Direction:
Lines that include the word "NaCl" are the ones to copy.

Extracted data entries
** Start **
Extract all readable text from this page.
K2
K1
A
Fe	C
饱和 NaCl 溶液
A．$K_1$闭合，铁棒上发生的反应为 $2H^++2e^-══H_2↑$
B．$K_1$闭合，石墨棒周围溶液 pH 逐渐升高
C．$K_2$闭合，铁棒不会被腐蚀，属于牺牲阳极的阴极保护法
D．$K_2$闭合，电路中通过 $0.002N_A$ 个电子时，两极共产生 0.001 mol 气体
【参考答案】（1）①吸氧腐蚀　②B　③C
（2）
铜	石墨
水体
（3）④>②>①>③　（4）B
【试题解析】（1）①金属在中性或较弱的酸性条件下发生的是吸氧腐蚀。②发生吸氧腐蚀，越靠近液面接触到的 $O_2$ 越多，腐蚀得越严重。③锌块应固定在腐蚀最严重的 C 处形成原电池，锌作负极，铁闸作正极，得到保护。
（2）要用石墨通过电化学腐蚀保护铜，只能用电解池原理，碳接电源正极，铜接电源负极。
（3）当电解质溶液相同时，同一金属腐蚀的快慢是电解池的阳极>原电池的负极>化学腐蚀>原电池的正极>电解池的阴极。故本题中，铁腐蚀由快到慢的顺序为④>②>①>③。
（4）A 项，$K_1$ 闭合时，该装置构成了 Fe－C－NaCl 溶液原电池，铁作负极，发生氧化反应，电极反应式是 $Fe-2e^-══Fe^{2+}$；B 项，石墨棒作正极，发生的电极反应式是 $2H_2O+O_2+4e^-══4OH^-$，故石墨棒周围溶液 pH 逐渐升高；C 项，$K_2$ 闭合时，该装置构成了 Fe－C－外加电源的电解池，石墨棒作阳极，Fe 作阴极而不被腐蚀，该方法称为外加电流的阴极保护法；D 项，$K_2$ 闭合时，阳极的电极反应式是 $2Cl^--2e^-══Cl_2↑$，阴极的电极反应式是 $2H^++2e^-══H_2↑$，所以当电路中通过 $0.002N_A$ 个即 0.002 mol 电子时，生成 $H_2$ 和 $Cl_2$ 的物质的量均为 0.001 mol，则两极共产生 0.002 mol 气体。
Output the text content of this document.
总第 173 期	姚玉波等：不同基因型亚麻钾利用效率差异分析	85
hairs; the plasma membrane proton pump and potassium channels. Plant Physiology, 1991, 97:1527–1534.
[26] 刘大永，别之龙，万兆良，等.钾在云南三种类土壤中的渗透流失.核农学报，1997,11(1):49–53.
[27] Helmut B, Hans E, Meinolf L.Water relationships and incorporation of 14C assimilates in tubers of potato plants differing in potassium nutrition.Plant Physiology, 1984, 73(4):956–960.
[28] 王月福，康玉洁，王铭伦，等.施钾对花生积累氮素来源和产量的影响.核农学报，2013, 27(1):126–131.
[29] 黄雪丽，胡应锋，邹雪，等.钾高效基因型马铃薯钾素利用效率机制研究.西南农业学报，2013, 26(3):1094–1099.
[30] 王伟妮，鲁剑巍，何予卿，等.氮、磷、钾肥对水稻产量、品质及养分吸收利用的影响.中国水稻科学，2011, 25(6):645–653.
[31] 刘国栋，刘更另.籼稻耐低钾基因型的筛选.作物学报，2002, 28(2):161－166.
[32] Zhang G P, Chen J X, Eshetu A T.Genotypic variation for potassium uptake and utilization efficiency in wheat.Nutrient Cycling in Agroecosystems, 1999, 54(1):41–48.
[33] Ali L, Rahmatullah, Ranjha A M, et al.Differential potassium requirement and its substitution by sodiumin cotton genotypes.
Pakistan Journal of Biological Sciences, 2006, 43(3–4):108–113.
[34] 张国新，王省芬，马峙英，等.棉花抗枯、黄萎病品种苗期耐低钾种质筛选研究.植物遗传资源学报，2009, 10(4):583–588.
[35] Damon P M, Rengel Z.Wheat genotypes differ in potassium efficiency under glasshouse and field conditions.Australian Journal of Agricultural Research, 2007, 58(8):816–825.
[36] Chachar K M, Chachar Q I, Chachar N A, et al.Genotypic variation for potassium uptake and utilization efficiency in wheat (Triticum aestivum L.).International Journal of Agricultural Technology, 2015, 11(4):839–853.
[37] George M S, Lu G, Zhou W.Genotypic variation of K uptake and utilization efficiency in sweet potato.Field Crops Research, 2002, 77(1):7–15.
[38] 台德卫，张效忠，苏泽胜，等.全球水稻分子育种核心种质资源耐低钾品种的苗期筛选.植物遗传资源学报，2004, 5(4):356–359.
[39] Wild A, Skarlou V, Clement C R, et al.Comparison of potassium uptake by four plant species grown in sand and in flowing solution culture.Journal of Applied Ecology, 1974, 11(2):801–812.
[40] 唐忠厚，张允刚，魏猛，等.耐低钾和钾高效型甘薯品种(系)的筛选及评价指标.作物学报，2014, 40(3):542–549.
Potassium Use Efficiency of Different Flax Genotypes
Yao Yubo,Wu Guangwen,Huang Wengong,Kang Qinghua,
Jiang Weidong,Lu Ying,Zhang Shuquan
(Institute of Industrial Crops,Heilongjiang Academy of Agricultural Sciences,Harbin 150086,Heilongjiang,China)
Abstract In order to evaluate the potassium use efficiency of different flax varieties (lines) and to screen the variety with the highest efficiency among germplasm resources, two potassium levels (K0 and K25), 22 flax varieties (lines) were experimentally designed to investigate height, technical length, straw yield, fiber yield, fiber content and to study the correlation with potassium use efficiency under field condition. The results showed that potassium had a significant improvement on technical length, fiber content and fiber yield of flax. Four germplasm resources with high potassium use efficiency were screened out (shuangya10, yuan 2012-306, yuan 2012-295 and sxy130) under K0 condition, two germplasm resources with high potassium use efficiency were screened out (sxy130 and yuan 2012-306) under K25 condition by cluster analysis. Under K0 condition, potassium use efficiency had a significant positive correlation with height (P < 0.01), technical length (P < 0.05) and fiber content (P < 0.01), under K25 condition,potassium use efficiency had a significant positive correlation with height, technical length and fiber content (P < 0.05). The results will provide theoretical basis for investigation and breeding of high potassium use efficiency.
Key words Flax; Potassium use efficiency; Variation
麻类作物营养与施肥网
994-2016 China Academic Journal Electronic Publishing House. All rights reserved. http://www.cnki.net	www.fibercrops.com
** End **
** Start **
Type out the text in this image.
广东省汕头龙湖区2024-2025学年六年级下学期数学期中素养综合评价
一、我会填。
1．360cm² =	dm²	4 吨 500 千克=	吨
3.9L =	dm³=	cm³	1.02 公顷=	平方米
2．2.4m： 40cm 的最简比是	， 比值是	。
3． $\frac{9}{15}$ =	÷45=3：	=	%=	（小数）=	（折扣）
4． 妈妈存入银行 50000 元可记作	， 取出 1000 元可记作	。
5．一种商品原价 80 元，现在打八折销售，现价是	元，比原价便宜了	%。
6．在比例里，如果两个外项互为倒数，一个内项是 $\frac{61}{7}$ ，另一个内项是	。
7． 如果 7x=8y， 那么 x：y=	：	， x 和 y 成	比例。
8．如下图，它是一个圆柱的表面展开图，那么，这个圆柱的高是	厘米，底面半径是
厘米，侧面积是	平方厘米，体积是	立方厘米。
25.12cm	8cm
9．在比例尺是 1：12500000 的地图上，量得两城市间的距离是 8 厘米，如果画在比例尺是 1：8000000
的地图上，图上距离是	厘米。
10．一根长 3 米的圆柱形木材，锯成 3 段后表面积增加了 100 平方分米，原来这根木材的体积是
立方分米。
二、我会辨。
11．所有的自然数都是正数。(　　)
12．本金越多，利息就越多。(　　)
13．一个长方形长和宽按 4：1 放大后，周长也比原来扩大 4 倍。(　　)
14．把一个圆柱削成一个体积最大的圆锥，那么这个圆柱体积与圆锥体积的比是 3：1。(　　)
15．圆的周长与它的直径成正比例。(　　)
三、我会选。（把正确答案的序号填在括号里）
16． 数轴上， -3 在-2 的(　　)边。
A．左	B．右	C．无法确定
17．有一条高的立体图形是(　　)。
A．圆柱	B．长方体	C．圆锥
** End **
** Start **
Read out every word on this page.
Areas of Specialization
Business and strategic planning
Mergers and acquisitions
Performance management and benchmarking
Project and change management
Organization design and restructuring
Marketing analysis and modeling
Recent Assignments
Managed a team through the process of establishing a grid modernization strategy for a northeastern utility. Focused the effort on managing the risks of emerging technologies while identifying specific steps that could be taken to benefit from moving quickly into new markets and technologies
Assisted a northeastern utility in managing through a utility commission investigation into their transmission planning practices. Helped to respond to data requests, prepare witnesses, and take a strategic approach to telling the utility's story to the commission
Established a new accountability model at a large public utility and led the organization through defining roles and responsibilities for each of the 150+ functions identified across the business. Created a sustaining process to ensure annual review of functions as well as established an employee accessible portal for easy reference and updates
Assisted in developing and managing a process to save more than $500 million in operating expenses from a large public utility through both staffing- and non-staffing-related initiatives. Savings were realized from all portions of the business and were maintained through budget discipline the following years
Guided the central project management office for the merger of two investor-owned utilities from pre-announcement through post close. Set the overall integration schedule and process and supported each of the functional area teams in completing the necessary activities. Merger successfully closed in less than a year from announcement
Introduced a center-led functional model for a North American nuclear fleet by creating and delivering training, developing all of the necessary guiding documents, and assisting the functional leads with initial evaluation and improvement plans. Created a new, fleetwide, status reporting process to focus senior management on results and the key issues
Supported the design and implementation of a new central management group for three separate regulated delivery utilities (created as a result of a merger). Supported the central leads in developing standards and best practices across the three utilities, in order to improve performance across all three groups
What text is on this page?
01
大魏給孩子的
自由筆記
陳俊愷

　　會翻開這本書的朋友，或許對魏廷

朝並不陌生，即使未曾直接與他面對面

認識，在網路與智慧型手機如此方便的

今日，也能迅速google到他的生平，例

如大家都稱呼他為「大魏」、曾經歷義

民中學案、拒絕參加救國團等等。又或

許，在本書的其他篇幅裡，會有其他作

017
** End **
Response for this exercise:
饱和 NaCl 溶液
（4）A 项，$K_1$ 闭合时，该装置构成了 Fe－C－NaCl 溶液原电池，铁作负极，发生氧化反应，电极反应式是 $Fe-2e^-══Fe^{2+}$；B 项，石墨棒作正极，发生的电极反应式是 $2H_2O+O_2+4e^-══4OH^-$，故石墨棒周围溶液 pH 逐渐升高；C 项，$K_2$ 闭合时，该装置构成了 Fe－C－外加电源的电解池，石墨棒作阳极，Fe 作阴极而不被腐蚀，该方法称为外加电流的阴极保护法；D 项，$K_2$ 闭合时，阳极的电极反应式是 $2Cl^--2e^-══Cl_2↑$，阴极的电极反应式是 $2H^++2e^-══H_2↑$，所以当电路中通过 $0.002N_A$ 个即 0.002 mol 电子时，生成 $H_2$ 和 $Cl_2$ 的物质的量均为 0.001 mol，则两极共产生 0.002 mol 气体。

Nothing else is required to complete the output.